* **Goal of the exercise**:
Go through the listing and return every line with "What" in it.

* **Data rows**:

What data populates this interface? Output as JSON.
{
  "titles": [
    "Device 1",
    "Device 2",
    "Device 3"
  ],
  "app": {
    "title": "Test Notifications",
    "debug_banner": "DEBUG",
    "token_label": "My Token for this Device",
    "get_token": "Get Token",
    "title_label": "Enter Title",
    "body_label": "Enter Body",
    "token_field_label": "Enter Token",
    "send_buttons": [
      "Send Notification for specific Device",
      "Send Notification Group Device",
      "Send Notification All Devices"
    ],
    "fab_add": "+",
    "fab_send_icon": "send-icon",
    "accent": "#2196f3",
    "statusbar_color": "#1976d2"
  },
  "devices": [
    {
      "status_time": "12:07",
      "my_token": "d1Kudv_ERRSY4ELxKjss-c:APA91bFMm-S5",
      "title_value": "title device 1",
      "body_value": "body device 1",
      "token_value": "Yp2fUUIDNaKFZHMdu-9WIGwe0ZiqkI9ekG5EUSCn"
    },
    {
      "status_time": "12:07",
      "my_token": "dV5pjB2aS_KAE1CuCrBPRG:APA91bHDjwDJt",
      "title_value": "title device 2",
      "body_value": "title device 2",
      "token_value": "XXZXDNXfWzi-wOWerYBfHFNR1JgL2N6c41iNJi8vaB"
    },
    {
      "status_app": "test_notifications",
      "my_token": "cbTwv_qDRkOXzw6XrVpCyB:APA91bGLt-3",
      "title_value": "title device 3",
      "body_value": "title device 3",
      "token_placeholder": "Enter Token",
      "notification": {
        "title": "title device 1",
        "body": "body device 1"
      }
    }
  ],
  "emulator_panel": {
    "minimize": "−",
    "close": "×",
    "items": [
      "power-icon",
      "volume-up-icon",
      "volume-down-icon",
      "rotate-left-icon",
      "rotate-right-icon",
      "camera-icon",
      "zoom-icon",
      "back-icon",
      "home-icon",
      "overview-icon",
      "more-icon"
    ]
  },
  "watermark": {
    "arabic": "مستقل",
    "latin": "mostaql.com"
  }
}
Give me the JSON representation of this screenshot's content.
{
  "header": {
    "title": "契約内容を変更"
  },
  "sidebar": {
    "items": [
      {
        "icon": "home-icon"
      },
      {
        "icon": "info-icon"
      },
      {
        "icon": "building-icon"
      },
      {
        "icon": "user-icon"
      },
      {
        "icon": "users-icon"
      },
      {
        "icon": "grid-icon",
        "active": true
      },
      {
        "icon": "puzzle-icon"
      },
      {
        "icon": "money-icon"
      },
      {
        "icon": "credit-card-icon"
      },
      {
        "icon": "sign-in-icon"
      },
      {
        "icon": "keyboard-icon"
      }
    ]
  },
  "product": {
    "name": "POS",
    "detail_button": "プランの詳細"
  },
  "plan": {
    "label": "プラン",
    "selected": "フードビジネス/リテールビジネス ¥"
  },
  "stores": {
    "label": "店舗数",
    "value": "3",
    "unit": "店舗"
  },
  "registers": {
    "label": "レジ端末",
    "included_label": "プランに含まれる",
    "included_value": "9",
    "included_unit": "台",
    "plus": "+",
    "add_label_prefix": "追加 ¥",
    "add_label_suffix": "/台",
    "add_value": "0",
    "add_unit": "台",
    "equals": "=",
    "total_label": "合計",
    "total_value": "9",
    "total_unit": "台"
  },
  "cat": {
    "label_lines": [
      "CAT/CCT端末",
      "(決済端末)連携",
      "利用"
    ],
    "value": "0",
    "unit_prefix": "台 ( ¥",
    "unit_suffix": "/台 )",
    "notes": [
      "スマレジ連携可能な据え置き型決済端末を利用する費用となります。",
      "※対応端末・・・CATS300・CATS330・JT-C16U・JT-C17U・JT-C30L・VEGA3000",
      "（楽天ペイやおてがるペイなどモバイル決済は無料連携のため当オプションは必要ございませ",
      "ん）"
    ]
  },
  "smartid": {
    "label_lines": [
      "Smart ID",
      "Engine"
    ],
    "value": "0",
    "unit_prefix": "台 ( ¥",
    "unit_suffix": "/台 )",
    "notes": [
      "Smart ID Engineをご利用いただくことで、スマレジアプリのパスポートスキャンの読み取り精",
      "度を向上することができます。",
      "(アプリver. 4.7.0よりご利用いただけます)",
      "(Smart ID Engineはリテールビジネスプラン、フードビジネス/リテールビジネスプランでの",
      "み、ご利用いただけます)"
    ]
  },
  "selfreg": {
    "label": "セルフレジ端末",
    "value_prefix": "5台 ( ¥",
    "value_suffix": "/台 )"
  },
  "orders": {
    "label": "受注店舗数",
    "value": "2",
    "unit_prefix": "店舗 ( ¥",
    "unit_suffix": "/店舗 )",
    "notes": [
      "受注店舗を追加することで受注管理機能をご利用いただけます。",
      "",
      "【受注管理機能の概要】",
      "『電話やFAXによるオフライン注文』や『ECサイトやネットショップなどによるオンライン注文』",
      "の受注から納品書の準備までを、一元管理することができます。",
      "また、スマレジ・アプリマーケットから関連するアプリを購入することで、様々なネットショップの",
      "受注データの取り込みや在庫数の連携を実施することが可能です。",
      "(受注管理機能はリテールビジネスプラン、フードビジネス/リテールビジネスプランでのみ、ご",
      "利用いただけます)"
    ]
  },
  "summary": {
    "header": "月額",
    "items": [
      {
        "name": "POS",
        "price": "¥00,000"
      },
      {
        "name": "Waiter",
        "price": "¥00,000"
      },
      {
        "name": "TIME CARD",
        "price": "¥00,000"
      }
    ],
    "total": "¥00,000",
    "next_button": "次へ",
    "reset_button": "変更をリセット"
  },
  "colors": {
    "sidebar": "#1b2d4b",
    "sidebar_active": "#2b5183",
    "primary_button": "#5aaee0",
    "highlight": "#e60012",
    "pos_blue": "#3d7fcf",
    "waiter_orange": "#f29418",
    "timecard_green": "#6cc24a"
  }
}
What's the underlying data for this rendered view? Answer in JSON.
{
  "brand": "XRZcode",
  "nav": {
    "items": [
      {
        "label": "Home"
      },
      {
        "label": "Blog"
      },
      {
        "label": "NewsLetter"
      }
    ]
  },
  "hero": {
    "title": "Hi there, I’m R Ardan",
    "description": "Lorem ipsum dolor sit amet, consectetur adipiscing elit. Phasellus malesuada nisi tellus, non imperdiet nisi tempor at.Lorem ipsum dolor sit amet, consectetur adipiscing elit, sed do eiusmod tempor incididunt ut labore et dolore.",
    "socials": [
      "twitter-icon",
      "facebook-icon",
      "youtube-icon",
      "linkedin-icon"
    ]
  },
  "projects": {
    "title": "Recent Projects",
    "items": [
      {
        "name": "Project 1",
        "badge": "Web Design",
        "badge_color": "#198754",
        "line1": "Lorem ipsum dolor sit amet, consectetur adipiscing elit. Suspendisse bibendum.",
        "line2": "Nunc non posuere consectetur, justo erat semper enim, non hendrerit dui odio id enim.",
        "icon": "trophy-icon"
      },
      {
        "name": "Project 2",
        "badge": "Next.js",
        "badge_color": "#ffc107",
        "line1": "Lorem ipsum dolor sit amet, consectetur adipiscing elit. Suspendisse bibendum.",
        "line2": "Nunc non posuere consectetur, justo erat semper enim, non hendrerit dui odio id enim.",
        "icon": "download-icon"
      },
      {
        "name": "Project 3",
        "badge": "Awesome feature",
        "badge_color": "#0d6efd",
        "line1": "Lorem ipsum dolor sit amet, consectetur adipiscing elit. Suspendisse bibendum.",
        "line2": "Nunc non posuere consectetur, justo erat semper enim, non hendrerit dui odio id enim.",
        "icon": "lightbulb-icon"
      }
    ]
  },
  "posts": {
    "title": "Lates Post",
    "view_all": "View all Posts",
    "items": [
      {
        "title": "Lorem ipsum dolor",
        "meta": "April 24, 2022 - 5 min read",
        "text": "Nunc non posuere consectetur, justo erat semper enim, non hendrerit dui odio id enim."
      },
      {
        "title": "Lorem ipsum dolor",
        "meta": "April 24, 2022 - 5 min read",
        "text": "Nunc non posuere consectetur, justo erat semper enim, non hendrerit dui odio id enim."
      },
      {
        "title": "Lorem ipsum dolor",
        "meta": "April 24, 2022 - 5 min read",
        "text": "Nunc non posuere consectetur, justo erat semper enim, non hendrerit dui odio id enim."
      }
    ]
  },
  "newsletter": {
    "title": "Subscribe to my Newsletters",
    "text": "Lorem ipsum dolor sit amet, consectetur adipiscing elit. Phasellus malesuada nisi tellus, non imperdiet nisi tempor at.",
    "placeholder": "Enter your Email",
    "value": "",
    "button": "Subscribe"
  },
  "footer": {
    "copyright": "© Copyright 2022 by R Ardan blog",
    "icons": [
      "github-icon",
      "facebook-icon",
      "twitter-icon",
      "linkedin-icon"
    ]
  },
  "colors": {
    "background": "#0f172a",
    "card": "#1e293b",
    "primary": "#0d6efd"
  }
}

* **Written answer**:
What data populates this interface? Output as JSON.
What's the underlying data for this rendered view? Answer in JSON.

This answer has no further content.